> [Request] Look through the data below and report how many lines include "²⁰⁷Pb". Only the number should be given.

━━━━━━━━━━

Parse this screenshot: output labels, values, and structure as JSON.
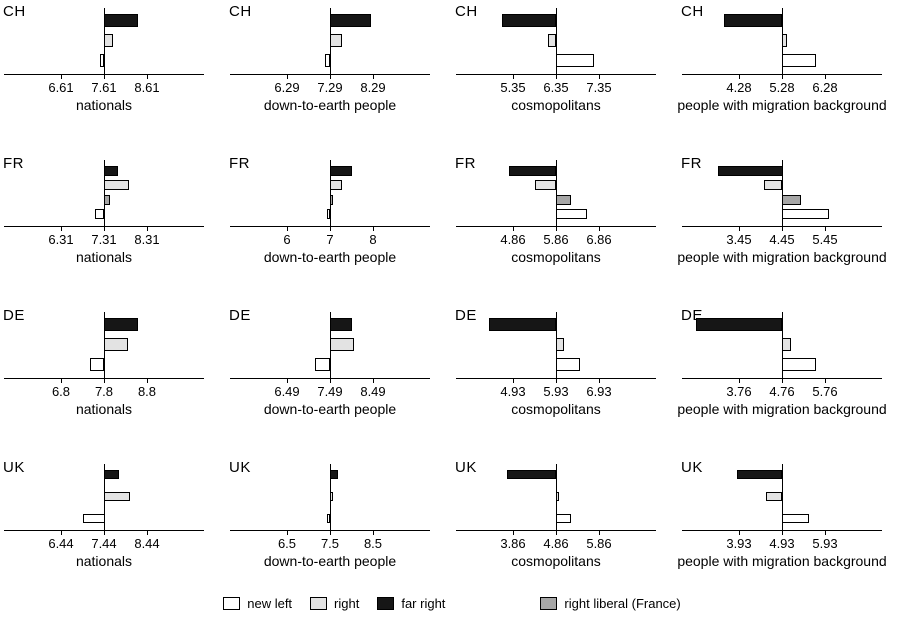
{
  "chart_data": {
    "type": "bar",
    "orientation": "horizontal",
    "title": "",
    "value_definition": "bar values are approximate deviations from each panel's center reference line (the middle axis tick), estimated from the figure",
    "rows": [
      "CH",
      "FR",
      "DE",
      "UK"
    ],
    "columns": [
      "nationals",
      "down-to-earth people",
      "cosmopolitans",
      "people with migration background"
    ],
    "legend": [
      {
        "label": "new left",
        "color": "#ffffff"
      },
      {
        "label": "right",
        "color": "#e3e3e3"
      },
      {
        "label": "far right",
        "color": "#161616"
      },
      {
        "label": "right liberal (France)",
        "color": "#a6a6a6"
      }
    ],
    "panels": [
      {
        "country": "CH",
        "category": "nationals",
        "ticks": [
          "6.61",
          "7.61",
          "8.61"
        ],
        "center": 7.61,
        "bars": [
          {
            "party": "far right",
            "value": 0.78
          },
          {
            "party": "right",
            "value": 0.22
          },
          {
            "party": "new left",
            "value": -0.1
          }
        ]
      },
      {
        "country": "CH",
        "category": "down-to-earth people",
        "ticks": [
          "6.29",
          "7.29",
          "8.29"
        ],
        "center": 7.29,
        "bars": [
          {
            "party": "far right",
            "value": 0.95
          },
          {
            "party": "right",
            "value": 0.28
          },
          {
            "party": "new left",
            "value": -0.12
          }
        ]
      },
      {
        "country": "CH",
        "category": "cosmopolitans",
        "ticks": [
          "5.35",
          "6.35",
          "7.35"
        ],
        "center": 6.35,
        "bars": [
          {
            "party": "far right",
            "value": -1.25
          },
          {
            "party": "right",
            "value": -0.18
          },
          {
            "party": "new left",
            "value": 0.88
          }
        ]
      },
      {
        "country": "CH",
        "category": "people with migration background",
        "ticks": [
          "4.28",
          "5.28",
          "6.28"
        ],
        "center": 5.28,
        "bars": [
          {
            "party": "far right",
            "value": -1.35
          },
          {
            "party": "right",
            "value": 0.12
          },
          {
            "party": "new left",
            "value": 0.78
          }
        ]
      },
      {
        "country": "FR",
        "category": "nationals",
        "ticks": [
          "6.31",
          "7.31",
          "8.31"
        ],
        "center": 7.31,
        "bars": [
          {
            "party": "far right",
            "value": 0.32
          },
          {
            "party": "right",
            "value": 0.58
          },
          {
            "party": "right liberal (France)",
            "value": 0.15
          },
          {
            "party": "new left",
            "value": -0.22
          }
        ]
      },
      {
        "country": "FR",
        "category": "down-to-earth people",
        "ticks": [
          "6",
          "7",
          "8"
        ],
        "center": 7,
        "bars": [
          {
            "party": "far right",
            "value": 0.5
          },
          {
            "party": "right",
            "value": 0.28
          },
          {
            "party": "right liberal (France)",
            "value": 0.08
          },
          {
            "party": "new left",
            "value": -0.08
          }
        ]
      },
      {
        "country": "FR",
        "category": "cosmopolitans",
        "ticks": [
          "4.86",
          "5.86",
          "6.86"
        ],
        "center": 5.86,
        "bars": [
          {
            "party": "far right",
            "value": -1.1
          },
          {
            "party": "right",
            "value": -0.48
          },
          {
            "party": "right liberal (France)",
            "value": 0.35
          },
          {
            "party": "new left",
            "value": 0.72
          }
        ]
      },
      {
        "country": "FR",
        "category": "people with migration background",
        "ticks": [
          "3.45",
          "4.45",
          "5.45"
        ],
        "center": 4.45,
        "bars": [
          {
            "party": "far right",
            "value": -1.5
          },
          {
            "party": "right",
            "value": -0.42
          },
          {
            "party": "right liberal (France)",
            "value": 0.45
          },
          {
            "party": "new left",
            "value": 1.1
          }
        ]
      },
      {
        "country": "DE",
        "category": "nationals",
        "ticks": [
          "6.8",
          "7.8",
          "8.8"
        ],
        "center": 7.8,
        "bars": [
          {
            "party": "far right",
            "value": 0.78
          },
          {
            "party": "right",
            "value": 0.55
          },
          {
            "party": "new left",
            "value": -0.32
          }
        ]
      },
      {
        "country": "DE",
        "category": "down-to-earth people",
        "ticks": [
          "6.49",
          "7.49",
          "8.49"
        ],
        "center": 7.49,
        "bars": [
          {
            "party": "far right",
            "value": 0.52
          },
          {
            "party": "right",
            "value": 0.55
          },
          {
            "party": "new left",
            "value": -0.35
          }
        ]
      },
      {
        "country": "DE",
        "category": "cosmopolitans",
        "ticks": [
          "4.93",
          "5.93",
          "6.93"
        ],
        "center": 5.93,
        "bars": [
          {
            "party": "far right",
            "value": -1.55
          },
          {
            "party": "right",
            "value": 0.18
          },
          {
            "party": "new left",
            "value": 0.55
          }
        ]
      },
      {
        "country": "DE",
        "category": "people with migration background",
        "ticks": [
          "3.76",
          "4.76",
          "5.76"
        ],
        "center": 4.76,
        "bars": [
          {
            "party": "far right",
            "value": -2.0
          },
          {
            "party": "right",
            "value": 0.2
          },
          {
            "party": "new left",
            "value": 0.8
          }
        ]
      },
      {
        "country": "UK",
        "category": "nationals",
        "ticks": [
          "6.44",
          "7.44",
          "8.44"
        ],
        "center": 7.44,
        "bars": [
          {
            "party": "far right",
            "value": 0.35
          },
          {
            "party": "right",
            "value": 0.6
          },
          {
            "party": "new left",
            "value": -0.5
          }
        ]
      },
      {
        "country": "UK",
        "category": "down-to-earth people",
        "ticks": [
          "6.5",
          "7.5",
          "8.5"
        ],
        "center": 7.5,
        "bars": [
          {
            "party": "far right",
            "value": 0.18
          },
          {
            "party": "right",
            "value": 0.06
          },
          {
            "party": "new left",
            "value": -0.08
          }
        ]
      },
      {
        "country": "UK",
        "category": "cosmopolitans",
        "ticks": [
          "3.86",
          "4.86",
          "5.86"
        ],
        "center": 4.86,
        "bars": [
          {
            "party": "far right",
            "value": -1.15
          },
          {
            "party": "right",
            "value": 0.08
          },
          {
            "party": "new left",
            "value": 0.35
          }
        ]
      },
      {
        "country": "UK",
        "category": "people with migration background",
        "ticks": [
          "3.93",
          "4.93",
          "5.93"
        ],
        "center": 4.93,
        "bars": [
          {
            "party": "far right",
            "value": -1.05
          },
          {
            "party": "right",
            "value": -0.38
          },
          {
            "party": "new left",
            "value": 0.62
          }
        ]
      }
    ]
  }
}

━━━━━━━━━━

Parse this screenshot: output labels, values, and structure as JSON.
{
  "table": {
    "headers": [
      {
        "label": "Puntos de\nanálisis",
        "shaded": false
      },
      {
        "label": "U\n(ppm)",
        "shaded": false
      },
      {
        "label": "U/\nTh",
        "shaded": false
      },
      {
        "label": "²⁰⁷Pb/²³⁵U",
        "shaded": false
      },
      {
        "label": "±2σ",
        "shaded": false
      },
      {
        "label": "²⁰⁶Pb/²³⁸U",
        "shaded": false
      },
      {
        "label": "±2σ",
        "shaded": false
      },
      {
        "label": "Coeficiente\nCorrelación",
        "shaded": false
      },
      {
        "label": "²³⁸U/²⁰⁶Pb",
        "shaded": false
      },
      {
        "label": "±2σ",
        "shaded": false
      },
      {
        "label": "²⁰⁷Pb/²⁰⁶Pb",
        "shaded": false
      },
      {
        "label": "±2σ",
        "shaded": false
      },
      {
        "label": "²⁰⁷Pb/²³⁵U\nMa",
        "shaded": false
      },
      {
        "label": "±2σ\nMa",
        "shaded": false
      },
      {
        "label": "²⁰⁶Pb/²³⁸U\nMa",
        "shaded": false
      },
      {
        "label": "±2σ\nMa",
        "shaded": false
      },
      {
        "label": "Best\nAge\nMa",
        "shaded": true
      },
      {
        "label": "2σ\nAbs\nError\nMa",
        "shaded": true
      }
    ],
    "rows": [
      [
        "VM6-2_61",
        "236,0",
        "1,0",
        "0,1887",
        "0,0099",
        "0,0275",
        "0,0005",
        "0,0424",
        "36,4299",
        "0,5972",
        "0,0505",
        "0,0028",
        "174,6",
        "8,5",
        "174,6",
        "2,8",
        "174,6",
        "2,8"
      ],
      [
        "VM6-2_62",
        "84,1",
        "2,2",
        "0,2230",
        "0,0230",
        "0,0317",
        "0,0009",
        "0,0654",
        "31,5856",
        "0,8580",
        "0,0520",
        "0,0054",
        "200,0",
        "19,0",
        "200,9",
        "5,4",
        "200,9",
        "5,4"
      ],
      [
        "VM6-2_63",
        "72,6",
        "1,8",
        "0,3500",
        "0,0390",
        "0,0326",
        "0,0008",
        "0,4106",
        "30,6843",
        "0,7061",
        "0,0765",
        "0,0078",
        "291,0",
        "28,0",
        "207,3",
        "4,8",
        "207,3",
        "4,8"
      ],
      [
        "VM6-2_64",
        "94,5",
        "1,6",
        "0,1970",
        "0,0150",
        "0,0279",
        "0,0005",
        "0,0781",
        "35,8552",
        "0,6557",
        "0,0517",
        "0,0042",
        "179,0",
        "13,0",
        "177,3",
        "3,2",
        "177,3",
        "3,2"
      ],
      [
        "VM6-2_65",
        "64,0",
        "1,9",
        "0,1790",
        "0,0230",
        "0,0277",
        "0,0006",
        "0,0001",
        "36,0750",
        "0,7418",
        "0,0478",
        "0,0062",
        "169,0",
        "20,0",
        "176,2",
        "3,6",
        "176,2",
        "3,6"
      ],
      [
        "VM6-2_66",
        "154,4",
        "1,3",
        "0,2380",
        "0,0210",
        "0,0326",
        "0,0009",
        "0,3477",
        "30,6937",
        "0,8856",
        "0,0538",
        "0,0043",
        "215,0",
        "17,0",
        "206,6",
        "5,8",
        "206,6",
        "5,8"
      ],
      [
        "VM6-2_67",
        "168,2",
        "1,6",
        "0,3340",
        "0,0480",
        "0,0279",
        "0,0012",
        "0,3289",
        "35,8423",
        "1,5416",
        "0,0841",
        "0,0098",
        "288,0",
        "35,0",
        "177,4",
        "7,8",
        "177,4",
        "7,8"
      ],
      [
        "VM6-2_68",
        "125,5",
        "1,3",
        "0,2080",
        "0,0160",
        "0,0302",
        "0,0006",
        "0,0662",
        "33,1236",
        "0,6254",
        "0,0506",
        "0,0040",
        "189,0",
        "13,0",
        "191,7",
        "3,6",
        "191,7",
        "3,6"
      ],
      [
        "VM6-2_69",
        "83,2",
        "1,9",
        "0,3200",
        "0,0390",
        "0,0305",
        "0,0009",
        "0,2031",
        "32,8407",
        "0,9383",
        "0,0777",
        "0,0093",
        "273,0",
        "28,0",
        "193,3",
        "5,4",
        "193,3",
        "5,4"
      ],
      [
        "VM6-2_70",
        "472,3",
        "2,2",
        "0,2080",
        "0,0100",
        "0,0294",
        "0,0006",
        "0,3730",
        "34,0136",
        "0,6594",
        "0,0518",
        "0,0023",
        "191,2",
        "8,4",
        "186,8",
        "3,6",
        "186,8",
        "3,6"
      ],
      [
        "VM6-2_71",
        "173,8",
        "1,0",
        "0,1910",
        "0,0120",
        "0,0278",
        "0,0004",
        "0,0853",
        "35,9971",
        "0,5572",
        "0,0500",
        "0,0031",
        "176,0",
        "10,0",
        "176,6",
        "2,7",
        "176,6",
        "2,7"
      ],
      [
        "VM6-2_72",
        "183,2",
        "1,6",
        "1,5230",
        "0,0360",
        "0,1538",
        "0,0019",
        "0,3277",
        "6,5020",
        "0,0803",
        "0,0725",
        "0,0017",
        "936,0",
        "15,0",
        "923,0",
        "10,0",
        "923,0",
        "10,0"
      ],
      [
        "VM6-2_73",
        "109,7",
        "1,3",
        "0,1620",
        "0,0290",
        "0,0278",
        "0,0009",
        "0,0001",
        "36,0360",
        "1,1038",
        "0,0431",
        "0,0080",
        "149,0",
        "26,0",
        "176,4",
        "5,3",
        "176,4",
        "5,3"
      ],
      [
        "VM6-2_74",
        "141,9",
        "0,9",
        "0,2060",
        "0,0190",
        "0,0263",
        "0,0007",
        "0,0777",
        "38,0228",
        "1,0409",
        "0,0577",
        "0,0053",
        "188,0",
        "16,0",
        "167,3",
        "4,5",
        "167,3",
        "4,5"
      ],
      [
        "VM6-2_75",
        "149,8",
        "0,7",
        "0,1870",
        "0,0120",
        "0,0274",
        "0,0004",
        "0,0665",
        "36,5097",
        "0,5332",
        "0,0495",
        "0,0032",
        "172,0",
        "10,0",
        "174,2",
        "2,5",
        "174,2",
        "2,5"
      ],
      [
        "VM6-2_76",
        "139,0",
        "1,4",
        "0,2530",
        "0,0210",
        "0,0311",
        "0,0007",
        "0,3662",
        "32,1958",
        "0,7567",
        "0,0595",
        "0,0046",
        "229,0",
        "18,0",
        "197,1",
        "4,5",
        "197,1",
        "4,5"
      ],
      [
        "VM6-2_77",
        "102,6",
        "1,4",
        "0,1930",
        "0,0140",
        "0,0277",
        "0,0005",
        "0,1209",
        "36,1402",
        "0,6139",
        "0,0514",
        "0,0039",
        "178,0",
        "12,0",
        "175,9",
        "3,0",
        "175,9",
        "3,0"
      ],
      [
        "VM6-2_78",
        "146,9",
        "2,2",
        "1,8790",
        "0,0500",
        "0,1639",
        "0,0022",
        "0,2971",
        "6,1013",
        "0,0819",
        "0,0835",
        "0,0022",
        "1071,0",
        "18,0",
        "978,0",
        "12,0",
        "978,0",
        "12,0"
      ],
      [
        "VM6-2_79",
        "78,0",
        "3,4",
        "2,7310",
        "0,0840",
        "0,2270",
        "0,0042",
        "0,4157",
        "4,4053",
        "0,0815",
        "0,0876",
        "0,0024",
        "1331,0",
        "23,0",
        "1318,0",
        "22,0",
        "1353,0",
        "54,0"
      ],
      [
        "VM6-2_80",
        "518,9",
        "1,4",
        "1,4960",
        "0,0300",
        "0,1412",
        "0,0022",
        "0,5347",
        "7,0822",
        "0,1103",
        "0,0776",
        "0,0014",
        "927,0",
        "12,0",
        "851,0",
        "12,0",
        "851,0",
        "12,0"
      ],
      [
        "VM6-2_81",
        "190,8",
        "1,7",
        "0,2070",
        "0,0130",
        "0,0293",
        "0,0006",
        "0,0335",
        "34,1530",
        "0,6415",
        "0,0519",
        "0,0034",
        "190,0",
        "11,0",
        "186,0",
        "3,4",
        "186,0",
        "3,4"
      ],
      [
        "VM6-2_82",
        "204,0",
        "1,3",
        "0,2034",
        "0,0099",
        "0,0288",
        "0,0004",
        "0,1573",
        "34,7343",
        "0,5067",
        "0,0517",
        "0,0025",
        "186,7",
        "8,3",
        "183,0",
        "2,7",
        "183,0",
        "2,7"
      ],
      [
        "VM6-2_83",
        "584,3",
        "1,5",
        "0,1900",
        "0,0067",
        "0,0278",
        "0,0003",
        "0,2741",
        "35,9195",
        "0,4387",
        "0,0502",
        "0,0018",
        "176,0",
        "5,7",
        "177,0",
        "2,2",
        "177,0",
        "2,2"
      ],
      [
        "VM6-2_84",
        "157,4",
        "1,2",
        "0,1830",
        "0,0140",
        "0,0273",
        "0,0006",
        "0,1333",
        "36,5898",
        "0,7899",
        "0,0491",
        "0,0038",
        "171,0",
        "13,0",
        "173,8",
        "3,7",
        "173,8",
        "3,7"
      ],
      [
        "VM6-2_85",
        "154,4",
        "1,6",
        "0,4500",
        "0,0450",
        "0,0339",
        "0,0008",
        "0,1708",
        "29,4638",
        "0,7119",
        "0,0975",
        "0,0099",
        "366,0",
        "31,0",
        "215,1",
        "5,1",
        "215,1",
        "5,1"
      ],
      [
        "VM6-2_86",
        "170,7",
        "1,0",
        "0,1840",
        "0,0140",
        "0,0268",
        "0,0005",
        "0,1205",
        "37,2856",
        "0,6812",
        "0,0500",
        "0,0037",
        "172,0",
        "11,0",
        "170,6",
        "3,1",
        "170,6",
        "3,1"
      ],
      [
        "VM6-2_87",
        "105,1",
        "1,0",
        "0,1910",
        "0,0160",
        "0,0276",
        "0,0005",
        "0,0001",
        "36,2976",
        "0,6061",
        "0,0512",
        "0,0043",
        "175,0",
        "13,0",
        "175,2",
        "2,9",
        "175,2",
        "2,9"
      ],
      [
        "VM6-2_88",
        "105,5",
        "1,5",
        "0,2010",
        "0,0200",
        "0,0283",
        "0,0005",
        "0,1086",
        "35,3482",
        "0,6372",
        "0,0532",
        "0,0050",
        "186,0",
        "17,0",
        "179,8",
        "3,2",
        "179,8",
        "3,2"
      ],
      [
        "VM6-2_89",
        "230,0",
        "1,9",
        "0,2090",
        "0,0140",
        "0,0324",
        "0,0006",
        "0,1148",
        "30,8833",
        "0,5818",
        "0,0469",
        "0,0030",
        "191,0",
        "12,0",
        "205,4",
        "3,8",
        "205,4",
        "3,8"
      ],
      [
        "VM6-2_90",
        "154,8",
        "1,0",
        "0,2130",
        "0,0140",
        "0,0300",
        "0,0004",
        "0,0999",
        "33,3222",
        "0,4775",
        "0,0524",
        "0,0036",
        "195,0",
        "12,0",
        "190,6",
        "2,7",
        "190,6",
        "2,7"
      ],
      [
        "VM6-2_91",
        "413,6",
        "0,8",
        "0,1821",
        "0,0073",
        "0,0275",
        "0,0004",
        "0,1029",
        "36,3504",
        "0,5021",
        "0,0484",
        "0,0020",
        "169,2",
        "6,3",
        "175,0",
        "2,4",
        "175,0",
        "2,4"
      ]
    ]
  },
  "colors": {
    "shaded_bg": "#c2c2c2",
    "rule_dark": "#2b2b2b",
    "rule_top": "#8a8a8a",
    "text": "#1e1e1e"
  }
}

━━━━━━━━━━

> [Answer for the task] 3